● **What is being asked**: Retype the data below without altering anything.

● **Data excerpts**:
=======
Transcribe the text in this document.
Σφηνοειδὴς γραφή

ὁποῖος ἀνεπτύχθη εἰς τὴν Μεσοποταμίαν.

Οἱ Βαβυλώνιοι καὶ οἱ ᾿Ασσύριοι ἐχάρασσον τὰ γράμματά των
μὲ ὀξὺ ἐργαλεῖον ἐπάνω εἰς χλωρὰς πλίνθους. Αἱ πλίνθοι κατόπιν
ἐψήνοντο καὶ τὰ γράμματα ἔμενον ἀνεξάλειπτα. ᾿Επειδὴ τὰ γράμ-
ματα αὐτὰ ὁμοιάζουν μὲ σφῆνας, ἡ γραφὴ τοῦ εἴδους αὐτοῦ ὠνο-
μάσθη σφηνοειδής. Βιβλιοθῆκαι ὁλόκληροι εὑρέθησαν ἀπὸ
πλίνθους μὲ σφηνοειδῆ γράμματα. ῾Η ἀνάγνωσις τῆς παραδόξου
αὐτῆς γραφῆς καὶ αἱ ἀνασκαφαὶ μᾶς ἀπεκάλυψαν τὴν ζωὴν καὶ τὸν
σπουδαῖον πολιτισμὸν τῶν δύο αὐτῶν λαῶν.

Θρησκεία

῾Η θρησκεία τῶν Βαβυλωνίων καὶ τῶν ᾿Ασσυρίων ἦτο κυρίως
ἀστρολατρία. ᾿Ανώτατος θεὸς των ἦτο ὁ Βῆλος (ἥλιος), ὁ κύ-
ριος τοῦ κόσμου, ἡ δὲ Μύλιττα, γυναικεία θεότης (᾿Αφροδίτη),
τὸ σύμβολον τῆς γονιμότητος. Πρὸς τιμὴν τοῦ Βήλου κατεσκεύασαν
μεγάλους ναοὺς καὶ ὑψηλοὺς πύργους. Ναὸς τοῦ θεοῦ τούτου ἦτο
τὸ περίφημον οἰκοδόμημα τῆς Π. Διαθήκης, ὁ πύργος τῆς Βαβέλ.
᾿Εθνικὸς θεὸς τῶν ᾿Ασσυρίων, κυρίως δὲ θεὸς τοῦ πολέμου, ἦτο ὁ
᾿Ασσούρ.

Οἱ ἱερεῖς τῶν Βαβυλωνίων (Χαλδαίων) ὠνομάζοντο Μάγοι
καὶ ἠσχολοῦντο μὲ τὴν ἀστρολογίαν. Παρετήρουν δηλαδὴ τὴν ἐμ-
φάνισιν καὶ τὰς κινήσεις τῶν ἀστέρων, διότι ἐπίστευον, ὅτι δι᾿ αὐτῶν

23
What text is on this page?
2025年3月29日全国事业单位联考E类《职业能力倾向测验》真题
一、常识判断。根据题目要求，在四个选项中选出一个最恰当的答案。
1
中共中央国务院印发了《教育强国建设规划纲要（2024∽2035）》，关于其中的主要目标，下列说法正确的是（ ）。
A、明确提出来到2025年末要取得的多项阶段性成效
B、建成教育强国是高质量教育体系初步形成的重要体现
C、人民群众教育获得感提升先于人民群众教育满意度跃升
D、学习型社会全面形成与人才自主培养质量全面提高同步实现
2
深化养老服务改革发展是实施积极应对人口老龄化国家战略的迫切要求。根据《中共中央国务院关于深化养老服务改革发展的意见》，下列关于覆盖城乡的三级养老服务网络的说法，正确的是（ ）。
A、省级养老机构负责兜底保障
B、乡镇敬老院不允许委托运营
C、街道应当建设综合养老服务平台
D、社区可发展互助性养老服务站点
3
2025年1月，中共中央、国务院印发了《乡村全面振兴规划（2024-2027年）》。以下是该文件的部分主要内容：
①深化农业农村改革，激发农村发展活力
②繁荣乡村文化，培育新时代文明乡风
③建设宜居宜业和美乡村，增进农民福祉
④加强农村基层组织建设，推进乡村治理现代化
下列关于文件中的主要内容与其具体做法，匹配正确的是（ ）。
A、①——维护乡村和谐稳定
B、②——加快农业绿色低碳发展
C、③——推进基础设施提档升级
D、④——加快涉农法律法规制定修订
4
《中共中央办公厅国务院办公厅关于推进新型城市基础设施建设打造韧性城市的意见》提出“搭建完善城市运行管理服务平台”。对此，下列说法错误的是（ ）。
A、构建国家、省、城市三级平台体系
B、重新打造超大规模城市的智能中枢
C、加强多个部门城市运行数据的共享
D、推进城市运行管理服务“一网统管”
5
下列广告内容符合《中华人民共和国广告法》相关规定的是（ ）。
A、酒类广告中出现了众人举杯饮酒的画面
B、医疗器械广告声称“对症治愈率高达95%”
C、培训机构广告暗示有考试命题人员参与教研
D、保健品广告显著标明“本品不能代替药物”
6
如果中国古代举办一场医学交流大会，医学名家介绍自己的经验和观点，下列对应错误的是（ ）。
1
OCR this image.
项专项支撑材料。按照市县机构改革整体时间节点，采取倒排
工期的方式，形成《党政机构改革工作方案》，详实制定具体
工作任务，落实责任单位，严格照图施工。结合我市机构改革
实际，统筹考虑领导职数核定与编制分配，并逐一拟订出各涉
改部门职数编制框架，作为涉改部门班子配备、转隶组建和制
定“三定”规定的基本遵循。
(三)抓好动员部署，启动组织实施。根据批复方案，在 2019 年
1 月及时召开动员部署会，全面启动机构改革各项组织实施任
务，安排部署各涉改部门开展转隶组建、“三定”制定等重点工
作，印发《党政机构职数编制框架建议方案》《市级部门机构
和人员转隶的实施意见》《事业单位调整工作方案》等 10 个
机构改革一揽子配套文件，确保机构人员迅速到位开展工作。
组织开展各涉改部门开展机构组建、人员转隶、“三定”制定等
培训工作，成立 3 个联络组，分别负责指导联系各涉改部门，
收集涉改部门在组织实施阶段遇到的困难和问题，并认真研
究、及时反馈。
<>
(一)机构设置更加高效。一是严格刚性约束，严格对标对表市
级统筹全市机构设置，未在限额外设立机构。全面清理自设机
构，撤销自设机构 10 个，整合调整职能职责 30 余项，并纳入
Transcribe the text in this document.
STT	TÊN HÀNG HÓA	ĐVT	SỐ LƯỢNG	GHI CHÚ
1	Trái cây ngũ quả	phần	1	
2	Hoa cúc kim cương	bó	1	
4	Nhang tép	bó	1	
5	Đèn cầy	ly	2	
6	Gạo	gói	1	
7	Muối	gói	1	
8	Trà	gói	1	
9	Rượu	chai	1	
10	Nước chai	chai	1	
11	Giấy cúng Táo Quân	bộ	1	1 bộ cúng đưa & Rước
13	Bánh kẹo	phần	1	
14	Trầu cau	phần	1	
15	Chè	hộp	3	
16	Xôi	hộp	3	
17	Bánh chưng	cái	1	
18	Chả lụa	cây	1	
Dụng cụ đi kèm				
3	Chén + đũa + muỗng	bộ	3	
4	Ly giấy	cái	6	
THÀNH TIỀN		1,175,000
=======
● **Output**:
Transcribe the text in this document.
Σφηνοειδὴς γραφή

ὁποῖος ἀνεπτύχθη εἰς τὴν Μεσοποταμίαν.

Οἱ Βαβυλώνιοι καὶ οἱ ᾿Ασσύριοι ἐχάρασσον τὰ γράμματά των
μὲ ὀξὺ ἐργαλεῖον ἐπάνω εἰς χλωρὰς πλίνθους. Αἱ πλίνθοι κατόπιν
ἐψήνοντο καὶ τὰ γράμματα ἔμενον ἀνεξάλειπτα. ᾿Επειδὴ τὰ γράμ-
ματα αὐτὰ ὁμοιάζουν μὲ σφῆνας, ἡ γραφὴ τοῦ εἴδους αὐτοῦ ὠνο-
μάσθη σφηνοειδής. Βιβλιοθῆκαι ὁλόκληροι εὑρέθησαν ἀπὸ
πλίνθους μὲ σφηνοειδῆ γράμματα. ῾Η ἀνάγνωσις τῆς παραδόξου
αὐτῆς γραφῆς καὶ αἱ ἀνασκαφαὶ μᾶς ἀπεκάλυψαν τὴν ζωὴν καὶ τὸν
σπουδαῖον πολιτισμὸν τῶν δύο αὐτῶν λαῶν.

Θρησκεία

῾Η θρησκεία τῶν Βαβυλωνίων καὶ τῶν ᾿Ασσυρίων ἦτο κυρίως
ἀστρολατρία. ᾿Ανώτατος θεὸς των ἦτο ὁ Βῆλος (ἥλιος), ὁ κύ-
ριος τοῦ κόσμου, ἡ δὲ Μύλιττα, γυναικεία θεότης (᾿Αφροδίτη),
τὸ σύμβολον τῆς γονιμότητος. Πρὸς τιμὴν τοῦ Βήλου κατεσκεύασαν
μεγάλους ναοὺς καὶ ὑψηλοὺς πύργους. Ναὸς τοῦ θεοῦ τούτου ἦτο
τὸ περίφημον οἰκοδόμημα τῆς Π. Διαθήκης, ὁ πύργος τῆς Βαβέλ.
᾿Εθνικὸς θεὸς τῶν ᾿Ασσυρίων, κυρίως δὲ θεὸς τοῦ πολέμου, ἦτο ὁ
᾿Ασσούρ.

Οἱ ἱερεῖς τῶν Βαβυλωνίων (Χαλδαίων) ὠνομάζοντο Μάγοι
καὶ ἠσχολοῦντο μὲ τὴν ἀστρολογίαν. Παρετήρουν δηλαδὴ τὴν ἐμ-
φάνισιν καὶ τὰς κινήσεις τῶν ἀστέρων, διότι ἐπίστευον, ὅτι δι᾿ αὐτῶν

23
What text is on this page?
2025年3月29日全国事业单位联考E类《职业能力倾向测验》真题
一、常识判断。根据题目要求，在四个选项中选出一个最恰当的答案。
1
中共中央国务院印发了《教育强国建设规划纲要（2024∽2035）》，关于其中的主要目标，下列说法正确的是（ ）。
A、明确提出来到2025年末要取得的多项阶段性成效
B、建成教育强国是高质量教育体系初步形成的重要体现
C、人民群众教育获得感提升先于人民群众教育满意度跃升
D、学习型社会全面形成与人才自主培养质量全面提高同步实现
2
深化养老服务改革发展是实施积极应对人口老龄化国家战略的迫切要求。根据《中共中央国务院关于深化养老服务改革发展的意见》，下列关于覆盖城乡的三级养老服务网络的说法，正确的是（ ）。
A、省级养老机构负责兜底保障
B、乡镇敬老院不允许委托运营
C、街道应当建设综合养老服务平台
D、社区可发展互助性养老服务站点
3
2025年1月，中共中央、国务院印发了《乡村全面振兴规划（2024-2027年）》。以下是该文件的部分主要内容：
①深化农业农村改革，激发农村发展活力
②繁荣乡村文化，培育新时代文明乡风
③建设宜居宜业和美乡村，增进农民福祉
④加强农村基层组织建设，推进乡村治理现代化
下列关于文件中的主要内容与其具体做法，匹配正确的是（ ）。
A、①——维护乡村和谐稳定
B、②——加快农业绿色低碳发展
C、③——推进基础设施提档升级
D、④——加快涉农法律法规制定修订
4
《中共中央办公厅国务院办公厅关于推进新型城市基础设施建设打造韧性城市的意见》提出“搭建完善城市运行管理服务平台”。对此，下列说法错误的是（ ）。
A、构建国家、省、城市三级平台体系
B、重新打造超大规模城市的智能中枢
C、加强多个部门城市运行数据的共享
D、推进城市运行管理服务“一网统管”
5
下列广告内容符合《中华人民共和国广告法》相关规定的是（ ）。
A、酒类广告中出现了众人举杯饮酒的画面
B、医疗器械广告声称“对症治愈率高达95%”
C、培训机构广告暗示有考试命题人员参与教研
D、保健品广告显著标明“本品不能代替药物”
6
如果中国古代举办一场医学交流大会，医学名家介绍自己的经验和观点，下列对应错误的是（ ）。
1
OCR this image.
项专项支撑材料。按照市县机构改革整体时间节点，采取倒排
工期的方式，形成《党政机构改革工作方案》，详实制定具体
工作任务，落实责任单位，严格照图施工。结合我市机构改革
实际，统筹考虑领导职数核定与编制分配，并逐一拟订出各涉
改部门职数编制框架，作为涉改部门班子配备、转隶组建和制
定“三定”规定的基本遵循。
(三)抓好动员部署，启动组织实施。根据批复方案，在 2019 年
1 月及时召开动员部署会，全面启动机构改革各项组织实施任
务，安排部署各涉改部门开展转隶组建、“三定”制定等重点工
作，印发《党政机构职数编制框架建议方案》《市级部门机构
和人员转隶的实施意见》《事业单位调整工作方案》等 10 个
机构改革一揽子配套文件，确保机构人员迅速到位开展工作。
组织开展各涉改部门开展机构组建、人员转隶、“三定”制定等
培训工作，成立 3 个联络组，分别负责指导联系各涉改部门，
收集涉改部门在组织实施阶段遇到的困难和问题，并认真研
究、及时反馈。
<>
(一)机构设置更加高效。一是严格刚性约束，严格对标对表市
级统筹全市机构设置，未在限额外设立机构。全面清理自设机
构，撤销自设机构 10 个，整合调整职能职责 30 余项，并纳入
Transcribe the text in this document.
STT	TÊN HÀNG HÓA	ĐVT	SỐ LƯỢNG	GHI CHÚ
1	Trái cây ngũ quả	phần	1	
2	Hoa cúc kim cương	bó	1	
4	Nhang tép	bó	1	
5	Đèn cầy	ly	2	
6	Gạo	gói	1	
7	Muối	gói	1	
8	Trà	gói	1	
9	Rượu	chai	1	
10	Nước chai	chai	1	
11	Giấy cúng Táo Quân	bộ	1	1 bộ cúng đưa & Rước
13	Bánh kẹo	phần	1	
14	Trầu cau	phần	1	
15	Chè	hộp	3	
16	Xôi	hộp	3	
17	Bánh chưng	cái	1	
18	Chả lụa	cây	1	
Dụng cụ đi kèm				
3	Chén + đũa + muỗng	bộ	3	
4	Ly giấy	cái	6	
THÀNH TIỀN		1,175,000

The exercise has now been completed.